Extracted records
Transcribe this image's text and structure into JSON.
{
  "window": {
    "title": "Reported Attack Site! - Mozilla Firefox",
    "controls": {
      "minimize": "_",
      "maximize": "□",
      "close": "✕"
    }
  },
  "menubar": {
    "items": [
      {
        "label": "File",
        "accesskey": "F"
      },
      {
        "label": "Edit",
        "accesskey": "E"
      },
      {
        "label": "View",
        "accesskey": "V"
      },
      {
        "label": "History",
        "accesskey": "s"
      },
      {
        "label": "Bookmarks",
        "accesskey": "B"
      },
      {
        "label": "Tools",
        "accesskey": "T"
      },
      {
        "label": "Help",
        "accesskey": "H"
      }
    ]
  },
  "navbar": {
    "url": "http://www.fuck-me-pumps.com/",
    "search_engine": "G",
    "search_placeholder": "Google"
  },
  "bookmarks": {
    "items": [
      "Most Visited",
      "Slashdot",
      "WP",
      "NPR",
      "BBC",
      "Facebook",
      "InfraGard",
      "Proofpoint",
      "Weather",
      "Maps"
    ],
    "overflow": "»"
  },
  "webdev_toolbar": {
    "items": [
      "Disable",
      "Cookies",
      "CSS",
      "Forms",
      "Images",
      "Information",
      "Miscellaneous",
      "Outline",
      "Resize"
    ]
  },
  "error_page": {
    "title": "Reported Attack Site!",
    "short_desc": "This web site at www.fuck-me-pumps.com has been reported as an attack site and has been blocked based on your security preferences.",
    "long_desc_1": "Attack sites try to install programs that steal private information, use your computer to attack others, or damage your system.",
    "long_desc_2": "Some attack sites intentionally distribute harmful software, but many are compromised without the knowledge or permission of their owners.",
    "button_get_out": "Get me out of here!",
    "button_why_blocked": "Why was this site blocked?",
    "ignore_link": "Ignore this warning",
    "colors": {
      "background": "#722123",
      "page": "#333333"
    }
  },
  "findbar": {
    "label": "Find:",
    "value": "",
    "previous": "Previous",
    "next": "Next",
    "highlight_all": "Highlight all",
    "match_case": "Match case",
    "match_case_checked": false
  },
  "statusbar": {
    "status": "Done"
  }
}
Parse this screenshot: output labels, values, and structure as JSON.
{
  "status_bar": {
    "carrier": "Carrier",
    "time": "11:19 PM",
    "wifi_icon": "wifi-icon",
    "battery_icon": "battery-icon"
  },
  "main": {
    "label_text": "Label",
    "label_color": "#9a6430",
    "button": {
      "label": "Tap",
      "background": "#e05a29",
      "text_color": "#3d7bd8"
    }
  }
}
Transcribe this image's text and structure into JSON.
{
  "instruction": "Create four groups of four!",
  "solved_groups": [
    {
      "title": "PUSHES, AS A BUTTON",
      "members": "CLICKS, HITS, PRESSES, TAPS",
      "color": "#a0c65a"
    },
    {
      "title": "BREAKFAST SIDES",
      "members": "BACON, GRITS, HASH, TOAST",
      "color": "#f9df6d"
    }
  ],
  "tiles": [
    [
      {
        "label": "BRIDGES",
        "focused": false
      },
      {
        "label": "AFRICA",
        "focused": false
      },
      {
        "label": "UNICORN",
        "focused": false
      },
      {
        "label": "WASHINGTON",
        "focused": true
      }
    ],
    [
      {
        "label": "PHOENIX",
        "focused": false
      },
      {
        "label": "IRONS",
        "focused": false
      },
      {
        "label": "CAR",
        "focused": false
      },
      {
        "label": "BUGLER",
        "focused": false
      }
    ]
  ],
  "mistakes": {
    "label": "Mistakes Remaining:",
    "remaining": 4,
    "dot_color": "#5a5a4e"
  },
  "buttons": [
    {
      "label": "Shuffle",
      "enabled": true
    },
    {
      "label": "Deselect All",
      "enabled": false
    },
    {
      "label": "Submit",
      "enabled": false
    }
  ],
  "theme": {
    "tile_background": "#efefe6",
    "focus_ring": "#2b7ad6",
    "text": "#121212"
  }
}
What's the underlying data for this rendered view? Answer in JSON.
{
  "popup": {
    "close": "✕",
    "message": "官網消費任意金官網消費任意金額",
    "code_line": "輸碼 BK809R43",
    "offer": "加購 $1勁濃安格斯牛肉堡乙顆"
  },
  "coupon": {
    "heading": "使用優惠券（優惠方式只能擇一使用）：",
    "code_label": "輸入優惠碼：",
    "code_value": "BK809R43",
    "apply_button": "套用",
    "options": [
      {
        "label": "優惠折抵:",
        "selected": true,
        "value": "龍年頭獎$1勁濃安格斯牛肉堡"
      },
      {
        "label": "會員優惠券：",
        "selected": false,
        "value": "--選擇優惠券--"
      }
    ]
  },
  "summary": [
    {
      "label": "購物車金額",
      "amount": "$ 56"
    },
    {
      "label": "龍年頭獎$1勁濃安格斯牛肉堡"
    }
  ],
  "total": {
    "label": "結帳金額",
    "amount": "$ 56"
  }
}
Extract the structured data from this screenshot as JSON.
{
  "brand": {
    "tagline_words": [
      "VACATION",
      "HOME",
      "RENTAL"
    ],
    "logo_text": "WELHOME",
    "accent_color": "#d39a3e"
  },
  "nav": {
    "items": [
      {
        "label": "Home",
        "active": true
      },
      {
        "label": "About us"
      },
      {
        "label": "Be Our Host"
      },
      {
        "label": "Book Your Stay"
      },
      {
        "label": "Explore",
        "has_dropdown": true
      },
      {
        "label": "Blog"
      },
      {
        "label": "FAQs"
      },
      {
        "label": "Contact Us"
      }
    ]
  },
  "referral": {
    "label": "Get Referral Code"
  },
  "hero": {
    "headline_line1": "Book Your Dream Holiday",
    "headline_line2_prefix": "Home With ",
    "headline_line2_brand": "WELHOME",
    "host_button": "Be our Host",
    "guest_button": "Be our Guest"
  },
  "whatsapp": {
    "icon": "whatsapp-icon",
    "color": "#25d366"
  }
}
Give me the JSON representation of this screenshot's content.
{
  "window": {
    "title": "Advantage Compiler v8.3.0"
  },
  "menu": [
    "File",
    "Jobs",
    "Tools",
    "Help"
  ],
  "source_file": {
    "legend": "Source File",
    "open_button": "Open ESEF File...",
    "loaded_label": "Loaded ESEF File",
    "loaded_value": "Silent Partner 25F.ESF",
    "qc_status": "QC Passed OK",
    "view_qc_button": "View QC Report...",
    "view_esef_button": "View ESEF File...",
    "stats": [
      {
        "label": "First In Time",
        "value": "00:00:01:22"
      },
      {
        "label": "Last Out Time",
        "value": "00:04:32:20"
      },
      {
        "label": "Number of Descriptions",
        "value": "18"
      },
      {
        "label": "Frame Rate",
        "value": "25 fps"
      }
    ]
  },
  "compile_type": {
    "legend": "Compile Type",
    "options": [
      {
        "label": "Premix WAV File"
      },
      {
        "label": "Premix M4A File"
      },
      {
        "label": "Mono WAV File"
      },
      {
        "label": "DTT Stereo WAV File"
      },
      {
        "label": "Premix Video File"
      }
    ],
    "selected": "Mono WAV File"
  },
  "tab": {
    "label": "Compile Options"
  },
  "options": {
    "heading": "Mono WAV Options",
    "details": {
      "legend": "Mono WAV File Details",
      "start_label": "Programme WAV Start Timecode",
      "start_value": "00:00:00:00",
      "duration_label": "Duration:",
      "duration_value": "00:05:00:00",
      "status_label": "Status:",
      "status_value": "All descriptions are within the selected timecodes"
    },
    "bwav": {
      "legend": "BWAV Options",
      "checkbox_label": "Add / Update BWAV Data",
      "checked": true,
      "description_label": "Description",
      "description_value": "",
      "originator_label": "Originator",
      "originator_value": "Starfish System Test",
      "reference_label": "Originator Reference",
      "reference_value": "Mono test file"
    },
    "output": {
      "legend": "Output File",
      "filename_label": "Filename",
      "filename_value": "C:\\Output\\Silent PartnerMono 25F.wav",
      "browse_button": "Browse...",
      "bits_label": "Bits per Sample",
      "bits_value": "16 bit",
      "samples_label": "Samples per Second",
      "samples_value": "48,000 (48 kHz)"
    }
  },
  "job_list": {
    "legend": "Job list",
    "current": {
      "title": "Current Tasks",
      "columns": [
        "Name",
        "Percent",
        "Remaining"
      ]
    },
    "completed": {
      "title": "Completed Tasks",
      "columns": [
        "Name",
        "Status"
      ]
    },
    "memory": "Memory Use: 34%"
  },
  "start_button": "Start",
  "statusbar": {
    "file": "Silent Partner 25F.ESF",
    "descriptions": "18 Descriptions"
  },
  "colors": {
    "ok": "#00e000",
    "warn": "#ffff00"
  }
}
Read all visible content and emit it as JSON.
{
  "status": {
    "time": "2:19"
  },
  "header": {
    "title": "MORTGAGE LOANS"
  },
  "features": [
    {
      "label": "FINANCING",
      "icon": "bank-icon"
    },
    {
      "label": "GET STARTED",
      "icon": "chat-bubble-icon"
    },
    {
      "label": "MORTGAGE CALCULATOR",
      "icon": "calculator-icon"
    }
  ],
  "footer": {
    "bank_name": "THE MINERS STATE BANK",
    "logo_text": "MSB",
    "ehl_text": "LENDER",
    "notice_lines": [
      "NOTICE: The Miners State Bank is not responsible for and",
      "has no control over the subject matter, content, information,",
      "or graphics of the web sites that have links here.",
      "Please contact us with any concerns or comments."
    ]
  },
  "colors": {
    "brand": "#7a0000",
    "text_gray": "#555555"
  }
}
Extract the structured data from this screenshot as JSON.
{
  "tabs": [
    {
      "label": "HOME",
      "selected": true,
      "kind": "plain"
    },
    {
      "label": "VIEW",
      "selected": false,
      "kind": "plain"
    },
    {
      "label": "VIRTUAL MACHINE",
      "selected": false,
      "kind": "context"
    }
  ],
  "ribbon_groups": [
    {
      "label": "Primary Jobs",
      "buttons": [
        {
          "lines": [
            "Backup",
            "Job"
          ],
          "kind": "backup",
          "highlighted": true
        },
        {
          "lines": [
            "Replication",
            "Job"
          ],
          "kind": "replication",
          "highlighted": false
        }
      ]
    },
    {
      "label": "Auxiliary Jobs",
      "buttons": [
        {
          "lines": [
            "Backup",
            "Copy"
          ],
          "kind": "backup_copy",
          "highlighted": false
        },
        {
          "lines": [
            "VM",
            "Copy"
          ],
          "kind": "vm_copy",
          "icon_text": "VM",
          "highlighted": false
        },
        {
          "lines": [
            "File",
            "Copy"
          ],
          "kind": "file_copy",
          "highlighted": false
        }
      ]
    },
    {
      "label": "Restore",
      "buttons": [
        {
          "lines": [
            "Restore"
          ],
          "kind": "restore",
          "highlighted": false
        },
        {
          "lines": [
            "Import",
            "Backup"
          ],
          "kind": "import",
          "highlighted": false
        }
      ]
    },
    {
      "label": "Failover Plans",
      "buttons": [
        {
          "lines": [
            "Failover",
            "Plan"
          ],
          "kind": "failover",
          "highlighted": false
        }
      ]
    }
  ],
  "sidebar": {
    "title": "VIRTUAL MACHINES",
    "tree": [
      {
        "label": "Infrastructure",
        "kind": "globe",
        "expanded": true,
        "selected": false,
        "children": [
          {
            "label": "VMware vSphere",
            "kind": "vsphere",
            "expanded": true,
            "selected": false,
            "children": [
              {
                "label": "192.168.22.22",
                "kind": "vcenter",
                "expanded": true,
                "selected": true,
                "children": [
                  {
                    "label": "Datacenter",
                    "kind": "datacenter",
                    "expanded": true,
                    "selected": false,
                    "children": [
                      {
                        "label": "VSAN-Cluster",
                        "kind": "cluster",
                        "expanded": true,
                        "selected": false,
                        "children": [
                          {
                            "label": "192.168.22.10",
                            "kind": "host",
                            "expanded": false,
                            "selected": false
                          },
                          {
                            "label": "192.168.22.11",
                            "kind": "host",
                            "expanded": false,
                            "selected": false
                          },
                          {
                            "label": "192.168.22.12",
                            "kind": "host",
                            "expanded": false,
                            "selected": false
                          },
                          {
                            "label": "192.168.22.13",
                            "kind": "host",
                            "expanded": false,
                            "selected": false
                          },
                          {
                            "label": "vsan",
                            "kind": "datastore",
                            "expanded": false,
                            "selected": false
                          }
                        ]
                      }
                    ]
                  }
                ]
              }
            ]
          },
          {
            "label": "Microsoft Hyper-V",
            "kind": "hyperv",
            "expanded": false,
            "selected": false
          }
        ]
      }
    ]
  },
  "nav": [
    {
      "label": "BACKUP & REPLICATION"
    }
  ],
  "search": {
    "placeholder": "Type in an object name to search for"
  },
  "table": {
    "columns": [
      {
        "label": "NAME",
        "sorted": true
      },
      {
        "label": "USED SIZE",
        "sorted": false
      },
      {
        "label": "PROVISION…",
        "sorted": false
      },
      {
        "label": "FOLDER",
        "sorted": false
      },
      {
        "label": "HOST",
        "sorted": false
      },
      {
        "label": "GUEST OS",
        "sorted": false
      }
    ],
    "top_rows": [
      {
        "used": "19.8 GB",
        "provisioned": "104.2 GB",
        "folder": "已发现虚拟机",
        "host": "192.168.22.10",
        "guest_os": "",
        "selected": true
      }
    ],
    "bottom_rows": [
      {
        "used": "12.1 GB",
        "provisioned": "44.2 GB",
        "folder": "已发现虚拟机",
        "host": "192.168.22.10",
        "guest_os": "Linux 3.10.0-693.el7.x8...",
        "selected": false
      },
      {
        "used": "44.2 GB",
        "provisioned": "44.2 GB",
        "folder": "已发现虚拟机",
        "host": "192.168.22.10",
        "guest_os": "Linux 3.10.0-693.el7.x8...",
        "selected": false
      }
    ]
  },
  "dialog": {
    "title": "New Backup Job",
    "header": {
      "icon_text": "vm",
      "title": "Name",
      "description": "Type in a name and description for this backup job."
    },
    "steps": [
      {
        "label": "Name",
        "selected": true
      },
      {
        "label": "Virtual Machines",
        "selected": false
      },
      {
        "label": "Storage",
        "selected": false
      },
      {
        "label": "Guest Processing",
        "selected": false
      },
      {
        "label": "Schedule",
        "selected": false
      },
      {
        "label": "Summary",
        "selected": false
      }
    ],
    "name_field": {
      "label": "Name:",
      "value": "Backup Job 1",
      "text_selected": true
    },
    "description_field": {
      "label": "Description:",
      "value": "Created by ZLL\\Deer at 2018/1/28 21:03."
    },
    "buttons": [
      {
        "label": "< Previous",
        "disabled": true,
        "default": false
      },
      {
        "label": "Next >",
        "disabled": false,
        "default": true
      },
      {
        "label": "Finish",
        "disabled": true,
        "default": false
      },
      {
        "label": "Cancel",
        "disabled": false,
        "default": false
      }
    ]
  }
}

REQUIREMENTS -
Where a line in the entries holds the word "accesskey", copy that line.

CORRECT OUTPUT -
        "accesskey": "F"
        "accesskey": "E"
        "accesskey": "V"
        "accesskey": "s"
        "accesskey": "B"
        "accesskey": "T"
        "accesskey": "H"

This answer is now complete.